_WHAT YOU ARE ASKED TO DO_: For the data below, report only the number of lines containing the string "name".

_DATA TO PROCESS_:
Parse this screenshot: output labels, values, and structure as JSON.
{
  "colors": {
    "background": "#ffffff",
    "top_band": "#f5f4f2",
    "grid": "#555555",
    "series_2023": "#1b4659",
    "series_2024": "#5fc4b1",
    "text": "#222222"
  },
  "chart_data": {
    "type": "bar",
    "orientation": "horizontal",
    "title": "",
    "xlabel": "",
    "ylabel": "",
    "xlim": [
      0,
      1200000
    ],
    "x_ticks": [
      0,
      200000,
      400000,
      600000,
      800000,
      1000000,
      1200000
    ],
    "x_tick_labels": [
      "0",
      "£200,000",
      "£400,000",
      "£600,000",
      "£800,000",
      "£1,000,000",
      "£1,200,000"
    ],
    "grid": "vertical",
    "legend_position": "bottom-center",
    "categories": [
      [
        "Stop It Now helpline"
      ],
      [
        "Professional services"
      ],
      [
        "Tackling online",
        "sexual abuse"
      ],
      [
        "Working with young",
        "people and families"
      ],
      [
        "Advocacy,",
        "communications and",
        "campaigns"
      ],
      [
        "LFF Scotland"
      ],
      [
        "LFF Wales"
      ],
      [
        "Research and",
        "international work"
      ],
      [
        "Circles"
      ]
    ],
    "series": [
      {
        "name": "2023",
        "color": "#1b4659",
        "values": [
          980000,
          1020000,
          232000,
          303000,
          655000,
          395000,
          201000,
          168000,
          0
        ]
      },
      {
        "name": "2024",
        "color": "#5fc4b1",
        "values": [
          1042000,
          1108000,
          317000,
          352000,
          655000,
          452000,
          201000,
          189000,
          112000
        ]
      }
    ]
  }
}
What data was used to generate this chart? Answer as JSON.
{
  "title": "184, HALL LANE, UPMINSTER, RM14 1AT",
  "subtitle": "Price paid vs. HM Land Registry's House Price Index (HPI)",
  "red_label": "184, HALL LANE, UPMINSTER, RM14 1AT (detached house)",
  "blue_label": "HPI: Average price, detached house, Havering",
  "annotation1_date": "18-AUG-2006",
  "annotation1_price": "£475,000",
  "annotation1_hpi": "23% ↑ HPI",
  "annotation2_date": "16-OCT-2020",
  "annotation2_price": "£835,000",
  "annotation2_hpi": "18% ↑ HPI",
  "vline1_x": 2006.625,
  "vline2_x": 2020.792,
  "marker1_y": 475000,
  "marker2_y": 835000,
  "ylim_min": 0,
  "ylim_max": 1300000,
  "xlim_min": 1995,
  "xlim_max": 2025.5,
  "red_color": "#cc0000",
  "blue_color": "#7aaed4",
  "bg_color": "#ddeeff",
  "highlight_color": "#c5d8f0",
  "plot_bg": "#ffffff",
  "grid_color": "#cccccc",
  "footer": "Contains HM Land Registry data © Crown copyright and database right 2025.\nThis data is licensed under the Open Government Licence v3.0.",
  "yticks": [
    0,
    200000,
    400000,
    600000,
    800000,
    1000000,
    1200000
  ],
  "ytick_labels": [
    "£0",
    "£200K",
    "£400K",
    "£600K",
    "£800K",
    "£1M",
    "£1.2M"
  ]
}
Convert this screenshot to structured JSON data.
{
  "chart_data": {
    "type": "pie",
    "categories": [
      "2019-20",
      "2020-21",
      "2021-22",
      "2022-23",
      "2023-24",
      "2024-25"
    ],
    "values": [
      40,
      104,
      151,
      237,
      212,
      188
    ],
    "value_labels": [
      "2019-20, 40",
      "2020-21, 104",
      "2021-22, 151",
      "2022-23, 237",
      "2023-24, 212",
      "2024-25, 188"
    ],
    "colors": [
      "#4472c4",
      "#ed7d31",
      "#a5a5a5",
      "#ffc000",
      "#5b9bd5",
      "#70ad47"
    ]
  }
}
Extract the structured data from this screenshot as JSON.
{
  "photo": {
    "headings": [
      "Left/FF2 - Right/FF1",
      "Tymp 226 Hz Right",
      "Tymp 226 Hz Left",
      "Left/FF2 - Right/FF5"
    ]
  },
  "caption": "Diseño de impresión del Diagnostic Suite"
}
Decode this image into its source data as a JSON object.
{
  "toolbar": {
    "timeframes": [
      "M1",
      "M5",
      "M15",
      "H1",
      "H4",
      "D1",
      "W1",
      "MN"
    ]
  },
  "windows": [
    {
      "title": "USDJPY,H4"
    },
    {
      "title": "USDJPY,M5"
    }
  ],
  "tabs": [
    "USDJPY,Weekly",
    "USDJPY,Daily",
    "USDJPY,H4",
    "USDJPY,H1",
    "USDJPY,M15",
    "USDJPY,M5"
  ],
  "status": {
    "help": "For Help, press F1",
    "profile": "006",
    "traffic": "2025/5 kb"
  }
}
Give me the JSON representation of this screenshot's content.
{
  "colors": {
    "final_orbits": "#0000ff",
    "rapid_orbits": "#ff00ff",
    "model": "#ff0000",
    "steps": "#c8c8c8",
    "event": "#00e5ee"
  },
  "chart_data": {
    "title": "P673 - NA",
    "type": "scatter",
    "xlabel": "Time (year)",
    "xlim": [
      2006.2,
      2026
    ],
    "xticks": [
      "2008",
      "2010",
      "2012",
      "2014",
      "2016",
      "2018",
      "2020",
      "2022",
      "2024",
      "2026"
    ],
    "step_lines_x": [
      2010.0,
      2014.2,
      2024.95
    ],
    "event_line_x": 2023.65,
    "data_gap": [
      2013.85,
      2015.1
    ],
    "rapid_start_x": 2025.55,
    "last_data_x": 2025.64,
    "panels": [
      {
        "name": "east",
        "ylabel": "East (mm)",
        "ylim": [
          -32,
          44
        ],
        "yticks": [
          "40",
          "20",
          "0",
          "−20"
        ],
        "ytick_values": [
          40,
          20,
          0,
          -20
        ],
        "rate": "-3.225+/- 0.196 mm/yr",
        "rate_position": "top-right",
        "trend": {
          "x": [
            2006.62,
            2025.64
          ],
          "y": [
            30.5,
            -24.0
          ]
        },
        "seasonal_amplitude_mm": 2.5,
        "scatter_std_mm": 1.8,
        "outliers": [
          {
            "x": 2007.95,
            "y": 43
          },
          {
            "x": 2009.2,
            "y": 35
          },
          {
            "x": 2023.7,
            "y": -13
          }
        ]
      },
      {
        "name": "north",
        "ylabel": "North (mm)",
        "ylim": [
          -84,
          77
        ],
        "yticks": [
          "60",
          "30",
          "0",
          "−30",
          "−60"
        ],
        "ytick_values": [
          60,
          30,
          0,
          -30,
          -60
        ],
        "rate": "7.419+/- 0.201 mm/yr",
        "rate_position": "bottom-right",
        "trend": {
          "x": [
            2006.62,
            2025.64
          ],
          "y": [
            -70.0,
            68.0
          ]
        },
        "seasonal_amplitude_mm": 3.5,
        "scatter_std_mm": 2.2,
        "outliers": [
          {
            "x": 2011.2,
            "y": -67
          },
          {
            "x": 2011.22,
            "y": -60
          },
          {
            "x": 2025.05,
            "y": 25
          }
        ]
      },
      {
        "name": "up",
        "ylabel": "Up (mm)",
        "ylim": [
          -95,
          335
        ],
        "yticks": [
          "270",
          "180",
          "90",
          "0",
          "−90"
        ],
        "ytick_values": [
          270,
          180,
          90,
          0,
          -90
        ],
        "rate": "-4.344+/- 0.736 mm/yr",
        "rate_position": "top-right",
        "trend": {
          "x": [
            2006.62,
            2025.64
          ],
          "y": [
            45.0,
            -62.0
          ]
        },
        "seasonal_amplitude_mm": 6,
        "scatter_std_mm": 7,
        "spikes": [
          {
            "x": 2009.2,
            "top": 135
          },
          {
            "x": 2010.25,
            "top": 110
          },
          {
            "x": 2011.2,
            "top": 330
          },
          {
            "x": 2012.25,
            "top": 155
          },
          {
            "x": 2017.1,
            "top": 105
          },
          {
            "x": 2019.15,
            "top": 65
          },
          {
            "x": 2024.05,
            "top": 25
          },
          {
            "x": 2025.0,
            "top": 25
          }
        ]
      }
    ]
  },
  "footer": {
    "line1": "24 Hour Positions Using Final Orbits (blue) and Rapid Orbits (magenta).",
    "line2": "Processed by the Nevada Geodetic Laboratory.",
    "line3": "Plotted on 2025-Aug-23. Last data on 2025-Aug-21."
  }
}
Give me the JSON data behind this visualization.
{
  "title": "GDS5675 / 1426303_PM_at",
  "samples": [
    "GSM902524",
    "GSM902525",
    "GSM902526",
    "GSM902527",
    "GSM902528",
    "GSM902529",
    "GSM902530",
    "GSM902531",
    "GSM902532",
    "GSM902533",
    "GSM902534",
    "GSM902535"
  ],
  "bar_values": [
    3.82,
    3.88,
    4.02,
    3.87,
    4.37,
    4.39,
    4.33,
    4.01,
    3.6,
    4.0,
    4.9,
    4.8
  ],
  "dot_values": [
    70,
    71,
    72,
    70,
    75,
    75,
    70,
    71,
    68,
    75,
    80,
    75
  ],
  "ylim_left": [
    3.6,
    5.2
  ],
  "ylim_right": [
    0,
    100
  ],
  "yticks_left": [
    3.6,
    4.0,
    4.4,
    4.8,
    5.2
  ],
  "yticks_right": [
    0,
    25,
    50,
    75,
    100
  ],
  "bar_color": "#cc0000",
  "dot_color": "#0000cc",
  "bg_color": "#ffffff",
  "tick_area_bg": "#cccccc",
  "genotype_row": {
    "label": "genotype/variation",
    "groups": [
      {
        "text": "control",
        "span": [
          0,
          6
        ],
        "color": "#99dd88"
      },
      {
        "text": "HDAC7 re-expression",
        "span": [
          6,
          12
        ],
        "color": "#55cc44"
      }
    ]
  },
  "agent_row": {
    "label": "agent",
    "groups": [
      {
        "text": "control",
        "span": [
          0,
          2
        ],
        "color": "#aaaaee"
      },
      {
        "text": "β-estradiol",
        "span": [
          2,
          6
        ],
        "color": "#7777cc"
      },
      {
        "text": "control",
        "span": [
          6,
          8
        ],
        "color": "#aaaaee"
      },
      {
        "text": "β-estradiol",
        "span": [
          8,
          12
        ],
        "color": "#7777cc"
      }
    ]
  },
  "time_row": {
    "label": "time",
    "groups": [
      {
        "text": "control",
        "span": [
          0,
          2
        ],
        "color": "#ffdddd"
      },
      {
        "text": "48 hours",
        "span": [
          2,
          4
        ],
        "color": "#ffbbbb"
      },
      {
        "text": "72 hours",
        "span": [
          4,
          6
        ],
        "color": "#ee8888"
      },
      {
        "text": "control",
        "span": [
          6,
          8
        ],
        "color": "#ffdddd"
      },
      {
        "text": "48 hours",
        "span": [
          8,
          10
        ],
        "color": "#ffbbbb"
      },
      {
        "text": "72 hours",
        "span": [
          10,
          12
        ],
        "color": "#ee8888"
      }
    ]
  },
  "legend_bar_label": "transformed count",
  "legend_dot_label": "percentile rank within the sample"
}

_RESULT OF THIS EXERCISE_: 5